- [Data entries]

================

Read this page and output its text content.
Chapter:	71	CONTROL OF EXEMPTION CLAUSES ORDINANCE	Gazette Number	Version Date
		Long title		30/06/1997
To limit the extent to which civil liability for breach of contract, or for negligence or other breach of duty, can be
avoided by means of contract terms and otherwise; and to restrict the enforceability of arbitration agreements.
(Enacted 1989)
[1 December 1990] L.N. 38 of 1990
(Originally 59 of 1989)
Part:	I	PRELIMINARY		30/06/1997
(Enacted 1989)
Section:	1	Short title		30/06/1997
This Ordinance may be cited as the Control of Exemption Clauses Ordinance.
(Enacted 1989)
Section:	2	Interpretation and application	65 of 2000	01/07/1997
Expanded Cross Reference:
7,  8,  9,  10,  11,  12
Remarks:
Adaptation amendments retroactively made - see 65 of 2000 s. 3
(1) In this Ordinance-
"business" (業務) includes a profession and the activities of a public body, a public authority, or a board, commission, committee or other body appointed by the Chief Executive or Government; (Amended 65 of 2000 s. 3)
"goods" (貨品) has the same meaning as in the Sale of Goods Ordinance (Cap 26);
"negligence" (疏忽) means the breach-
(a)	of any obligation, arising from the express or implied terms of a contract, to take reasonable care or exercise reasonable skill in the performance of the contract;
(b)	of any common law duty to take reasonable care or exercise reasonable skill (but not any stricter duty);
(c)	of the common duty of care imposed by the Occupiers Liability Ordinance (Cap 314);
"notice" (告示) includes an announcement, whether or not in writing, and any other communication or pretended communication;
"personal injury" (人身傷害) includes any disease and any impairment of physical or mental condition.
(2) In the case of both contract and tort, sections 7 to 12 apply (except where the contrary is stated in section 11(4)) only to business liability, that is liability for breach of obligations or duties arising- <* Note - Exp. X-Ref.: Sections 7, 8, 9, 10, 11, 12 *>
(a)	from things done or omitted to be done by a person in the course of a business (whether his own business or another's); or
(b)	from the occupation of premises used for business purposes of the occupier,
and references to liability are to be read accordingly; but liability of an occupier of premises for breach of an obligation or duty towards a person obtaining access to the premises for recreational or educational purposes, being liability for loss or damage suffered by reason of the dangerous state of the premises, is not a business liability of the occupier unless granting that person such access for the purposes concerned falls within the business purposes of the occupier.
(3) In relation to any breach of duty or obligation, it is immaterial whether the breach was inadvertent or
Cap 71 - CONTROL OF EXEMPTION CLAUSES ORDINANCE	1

================

- [STATED GOAL] Your task is to output the full set of records exactly as presented.

- [RESPONSE TO THE TASK]
Read this page and output its text content.
Chapter:	71	CONTROL OF EXEMPTION CLAUSES ORDINANCE	Gazette Number	Version Date
		Long title		30/06/1997
To limit the extent to which civil liability for breach of contract, or for negligence or other breach of duty, can be
avoided by means of contract terms and otherwise; and to restrict the enforceability of arbitration agreements.
(Enacted 1989)
[1 December 1990] L.N. 38 of 1990
(Originally 59 of 1989)
Part:	I	PRELIMINARY		30/06/1997
(Enacted 1989)
Section:	1	Short title		30/06/1997
This Ordinance may be cited as the Control of Exemption Clauses Ordinance.
(Enacted 1989)
Section:	2	Interpretation and application	65 of 2000	01/07/1997
Expanded Cross Reference:
7,  8,  9,  10,  11,  12
Remarks:
Adaptation amendments retroactively made - see 65 of 2000 s. 3
(1) In this Ordinance-
"business" (業務) includes a profession and the activities of a public body, a public authority, or a board, commission, committee or other body appointed by the Chief Executive or Government; (Amended 65 of 2000 s. 3)
"goods" (貨品) has the same meaning as in the Sale of Goods Ordinance (Cap 26);
"negligence" (疏忽) means the breach-
(a)	of any obligation, arising from the express or implied terms of a contract, to take reasonable care or exercise reasonable skill in the performance of the contract;
(b)	of any common law duty to take reasonable care or exercise reasonable skill (but not any stricter duty);
(c)	of the common duty of care imposed by the Occupiers Liability Ordinance (Cap 314);
"notice" (告示) includes an announcement, whether or not in writing, and any other communication or pretended communication;
"personal injury" (人身傷害) includes any disease and any impairment of physical or mental condition.
(2) In the case of both contract and tort, sections 7 to 12 apply (except where the contrary is stated in section 11(4)) only to business liability, that is liability for breach of obligations or duties arising- <* Note - Exp. X-Ref.: Sections 7, 8, 9, 10, 11, 12 *>
(a)	from things done or omitted to be done by a person in the course of a business (whether his own business or another's); or
(b)	from the occupation of premises used for business purposes of the occupier,
and references to liability are to be read accordingly; but liability of an occupier of premises for breach of an obligation or duty towards a person obtaining access to the premises for recreational or educational purposes, being liability for loss or damage suffered by reason of the dangerous state of the premises, is not a business liability of the occupier unless granting that person such access for the purposes concerned falls within the business purposes of the occupier.
(3) In relation to any breach of duty or obligation, it is immaterial whether the breach was inadvertent or
Cap 71 - CONTROL OF EXEMPTION CLAUSES ORDINANCE	1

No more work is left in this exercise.